+++ Given records
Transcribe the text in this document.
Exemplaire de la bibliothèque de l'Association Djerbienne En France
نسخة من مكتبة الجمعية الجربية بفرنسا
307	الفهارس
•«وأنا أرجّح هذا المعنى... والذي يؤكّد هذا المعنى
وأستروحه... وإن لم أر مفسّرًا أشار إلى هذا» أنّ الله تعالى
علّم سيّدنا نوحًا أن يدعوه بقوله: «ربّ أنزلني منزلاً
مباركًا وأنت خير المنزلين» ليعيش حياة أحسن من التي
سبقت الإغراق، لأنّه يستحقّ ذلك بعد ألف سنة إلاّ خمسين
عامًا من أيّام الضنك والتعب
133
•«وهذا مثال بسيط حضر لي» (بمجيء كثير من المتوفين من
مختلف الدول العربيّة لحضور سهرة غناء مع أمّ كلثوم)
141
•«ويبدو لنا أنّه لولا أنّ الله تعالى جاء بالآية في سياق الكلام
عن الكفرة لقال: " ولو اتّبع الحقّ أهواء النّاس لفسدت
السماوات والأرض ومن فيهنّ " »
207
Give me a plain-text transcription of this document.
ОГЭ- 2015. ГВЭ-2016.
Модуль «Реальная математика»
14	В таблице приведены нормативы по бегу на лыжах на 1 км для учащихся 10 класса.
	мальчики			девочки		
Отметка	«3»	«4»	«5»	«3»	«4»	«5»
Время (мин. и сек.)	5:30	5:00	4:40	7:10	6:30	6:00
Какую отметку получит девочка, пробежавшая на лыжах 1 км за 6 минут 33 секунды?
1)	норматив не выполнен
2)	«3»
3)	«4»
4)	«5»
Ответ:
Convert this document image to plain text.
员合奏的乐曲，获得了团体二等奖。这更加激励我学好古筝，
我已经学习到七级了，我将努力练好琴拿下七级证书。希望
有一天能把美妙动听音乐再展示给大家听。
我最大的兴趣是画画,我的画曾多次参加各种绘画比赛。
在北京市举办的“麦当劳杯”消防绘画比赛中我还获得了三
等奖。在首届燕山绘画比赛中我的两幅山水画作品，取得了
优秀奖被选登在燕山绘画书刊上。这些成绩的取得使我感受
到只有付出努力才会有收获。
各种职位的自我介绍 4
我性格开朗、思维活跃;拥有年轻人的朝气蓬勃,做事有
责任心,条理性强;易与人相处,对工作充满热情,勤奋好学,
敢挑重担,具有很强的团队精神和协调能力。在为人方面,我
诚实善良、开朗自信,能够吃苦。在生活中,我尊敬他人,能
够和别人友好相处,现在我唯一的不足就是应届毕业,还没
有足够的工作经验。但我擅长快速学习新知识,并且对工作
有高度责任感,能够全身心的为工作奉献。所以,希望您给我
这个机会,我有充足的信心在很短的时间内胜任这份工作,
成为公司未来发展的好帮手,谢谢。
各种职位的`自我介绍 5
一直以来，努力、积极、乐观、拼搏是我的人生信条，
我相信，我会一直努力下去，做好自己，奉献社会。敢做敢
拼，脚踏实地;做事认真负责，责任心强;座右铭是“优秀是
++++++
Task description:
Scan the material above. Copy each line where "الله" occurs.

Solved exercise:
وأستروحه... وإن لم أر مفسّرًا أشار إلى هذا» أنّ الله تعالى
•«ويبدو لنا أنّه لولا أنّ الله تعالى جاء بالآية في سياق الكلام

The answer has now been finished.